## EXTRACTED TEXT
================

EVIDENCE TRUMP CAMPAIGN COLLUDED WITH RUSSIA MOUNTS
By Miriam Raftery
July 14, 2017 (Washington D.C.) – President Donald Trump, his top aides and family members have repeatedly dismissed claims that his campaign conspired with Russia to win the election as “fake news” and “lies.” (See a timeline of denials compiled by the BBC.) But evidence is now clear that those statements were untrue.
The email chain released by the president’s son, Donald Trump Jr., shows "an intent to collude with Russia, veteran prosecutors and white-collar defense attorneys.” Politico reports, handing special prosecutor Robert Mueller a “smoking gun.” A Time Magazine cover shows Trump Jr.’s face and the headline, “Red-handed: the Russia scandal hits home.”
Trump Jr. released emails, the Washington Post reported, after learning the New York Times was about to do so, which reveal that he set up a meeting with an attorney who was “part of Russia and its government support or Mr. Trump.” specifically because the attorney claimed to have “official documents” that would “incriminate Hillary.”
A family friend, publicist Rob Goldstone, helped set up that June 9, 2016 meeting and wrote Trump Jr. in a June 3 email, “The crown prosecutor of Russia…offered to provide the Trump campaign with some official documents and information that would incriminate Hillary and her dealings with Russia and would be very useful to your father,” Reuters reports.
Copied on those emails were Jared Kushner, the President’s son-in-law, and Paul Manafort, his then-campaign manager. All three attended the meeting with the Russian lawyer, Natalyia Veselnitskaya
Trump Jr.’s response? “I love it,” he replied via email. He later claimed the lawyer did not deliver the damaging material on Clinton as promised, but instead shifted talk to the Magnitsky Act which sanctioned Russian human rights abusers and the Russians’ retaliation by stopping adoptions of Russian children.
Prior to learning the New York Times was about to release the damning emails, Trump Jr. had claimed the meeting was set up to discussion Russian adoption policies. Even after disclosing the meeting, he initially failed to mention that Russian counterintelligence officer and lobbyist Rinat Akhmetsin also joined the meeting, the Washington Post reports. Akhmetsin has previously been accused of illegal corporate hacking, Courthouse News reports.
Might Akhmetsin have been engaged to hack into Hillary Clinton or DNC email accounts? Or into U.S. election systems directly including systems of multiple states' voting rolls where phishing attempts were made? Such hacks have been confirmed, testimony before the Senate Intelligence Committee and other accounts have indicated, but it's not yet clear who authorized or carried them out. Those are questions the ongoing investigations may seek to probe.

================

## SET TASKS
1. Please copy the news article on Trump Jr.'s emails word for word, starting at "Prior to learning" and ending at "Courthouse News reports.".
2. In the news article on Trump Jr.'s emails, who helped set up the June 9, 2016 meeting?
3. Pick up the news article on Trump Jr.'s emails after its final sentence and keep writing it.

## RECORD EXCERPTS
================

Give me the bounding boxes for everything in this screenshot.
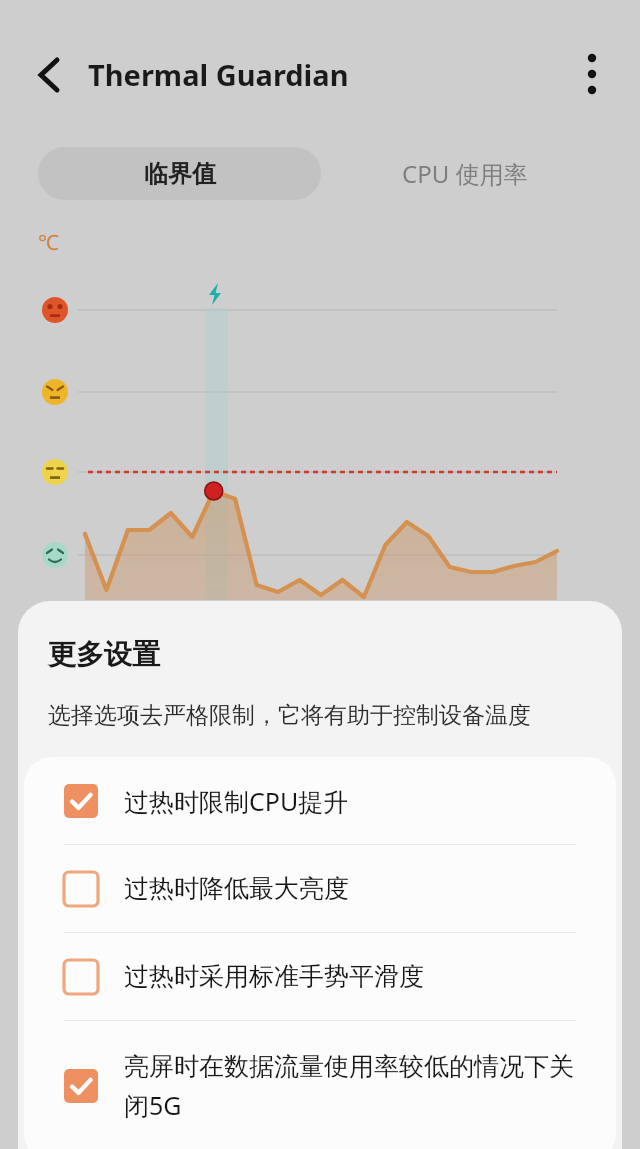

================

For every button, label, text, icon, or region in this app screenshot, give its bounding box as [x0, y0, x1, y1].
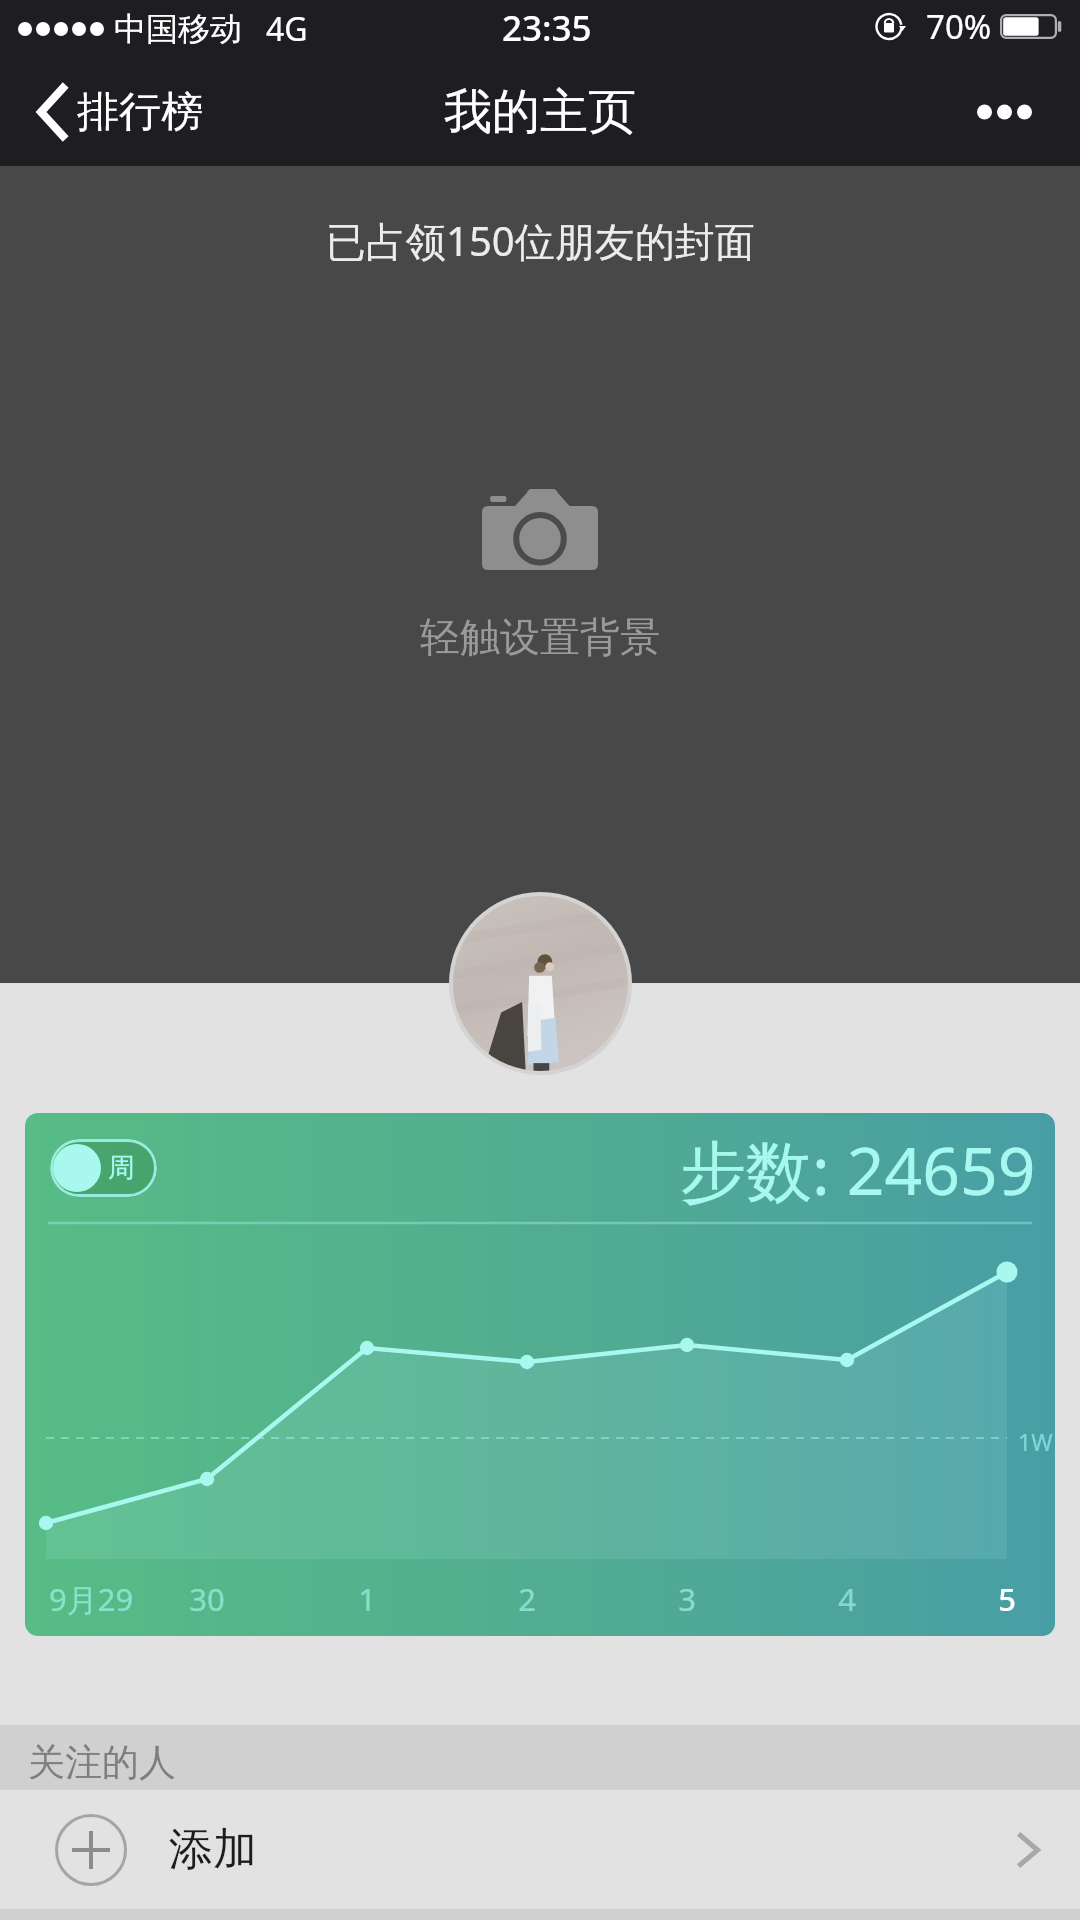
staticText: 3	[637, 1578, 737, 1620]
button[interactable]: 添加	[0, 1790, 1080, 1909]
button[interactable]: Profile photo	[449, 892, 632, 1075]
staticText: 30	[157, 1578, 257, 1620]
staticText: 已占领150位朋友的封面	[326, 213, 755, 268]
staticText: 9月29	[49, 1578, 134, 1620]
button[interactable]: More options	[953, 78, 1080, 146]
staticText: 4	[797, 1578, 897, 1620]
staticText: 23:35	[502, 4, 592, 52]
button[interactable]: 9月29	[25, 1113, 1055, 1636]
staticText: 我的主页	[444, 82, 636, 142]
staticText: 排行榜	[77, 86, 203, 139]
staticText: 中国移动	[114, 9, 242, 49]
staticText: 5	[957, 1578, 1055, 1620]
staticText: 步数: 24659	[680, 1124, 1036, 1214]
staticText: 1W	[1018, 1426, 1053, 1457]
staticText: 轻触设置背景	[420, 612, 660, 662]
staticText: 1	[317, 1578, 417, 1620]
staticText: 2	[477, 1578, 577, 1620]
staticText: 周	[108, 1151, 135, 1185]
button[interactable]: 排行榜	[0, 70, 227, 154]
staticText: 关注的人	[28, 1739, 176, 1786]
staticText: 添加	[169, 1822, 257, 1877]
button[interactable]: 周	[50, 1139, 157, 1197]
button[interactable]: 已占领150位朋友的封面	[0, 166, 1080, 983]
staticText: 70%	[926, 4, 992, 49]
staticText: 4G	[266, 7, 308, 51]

================

## ANSWER SET
1.
Prior to learning the New York Times was about to release the damning emails, Trump Jr. had claimed the meeting was set up to discussion Russian adoption policies. Even after disclosing the meeting, he initially failed to mention that Russian counterintelligence officer and lobbyist Rinat Akhmetsin also joined the meeting, the Washington Post reports. Akhmetsin has previously been accused of illegal corporate hacking, Courthouse News reports.

2. Publicist Rob Goldstone, a family friend, helped set up the meeting.

3.
Did President Trump know of the meeting, which took place at Trump Tower, while he was also in Trump Tower? He has claimed he had no knowledge of the meeting. But two days before the meeting with the Russian lawyer, he told media he would soon be making a “major speech” with damaging information about his opponent, Hillary Clinton, a speech and revelations he never made.
Cornell Law School professor Jens David Ohlin says the question of the campaigns involvement appears “settled now” adding “The conversation will now turn to whether President Trump was personally involved or now,” the Reuters report states.
Trump has defended his son’s actions and dismissed them as merely seeking “opposition research.”
But conservative columnist Charles Krauthammer blasted that excuse on Fox TV. “This is not just opposition,” he said. “This is a foreign power, and not just any foreign power, an adversary foreign power.”
Krauthammer further ridicules suggestion that it’s not a crime if the damaging info wasn’t delivered. “It’s a hell of a defense to say your collusion was incompetent,” he said, likening the situation to agreeing to accept delivery of stolen goods—a crime, even if those goods were not delivered.
The Constitution defines treason as conspiring with an adversary foreign power. Only 30 individuals have ever been prosecuted for treason, a tough standard to prove.
But other crimes, such as a criminal conspiracy and violations of election laws, are far easier to prove. Federal law prohibits any contributions, or soliciting contributions for anything of value, from a foreign government.
That includes results of research, hacking, or other in-kind contributions, contents a lawsuit just filed against the Trump campaign by Common Cause, the Campaign Legal Center, and Democracy 21. It accuses the Trump campaign, as well as Trump Jr. Kushner and Manafort of soliciting a contribution from a foreign national, PBS Newshour first reported, according to TPM. The suit also names Goldstone for providing “substantial assistance” in soliciting a foreign donation.
Such actions, apart from likely being crimes, also leave the Trump family and Trump’s inner circle vulnerable to possible blackmail, critics point out.
The Senate Intelligence Committee says it plans to call on Trump Jr. to testify, Reuters has reported. The committee’s ranking Democrat, Adam Schiff, told the press, “The American people need to know that our president is acting on their behalf and not acting because he has a fear that the Russians could disclose things that would harm him or his family.”
Republican Senator Lindsey Graham shares that concern. “We cannot allow foreign governments to reach out to anybody’s campaign and say, `We’d like to help you.’”
Trump has repeatedly claimed not to have ties to Russians, other selling a property once to a Russian. But numerous reports have documented far closer ties through Trump’s business enterprises and his campaign. A CNN video just released also shows Trump meeting in 2013 with the actual Russians who allegedly asked Goldstone to later set up that meeting between Trump Jr. and the Russian lawyer.
Trump is heard on the videotape saying “These are the most powerful people in Russia; these are the richest people in Russia.”
Trump Jr. has denied wrongdoing but has hired New York criminal defense attorney Alan Futerfas, a who has represented organized crime mob figures, to represent him.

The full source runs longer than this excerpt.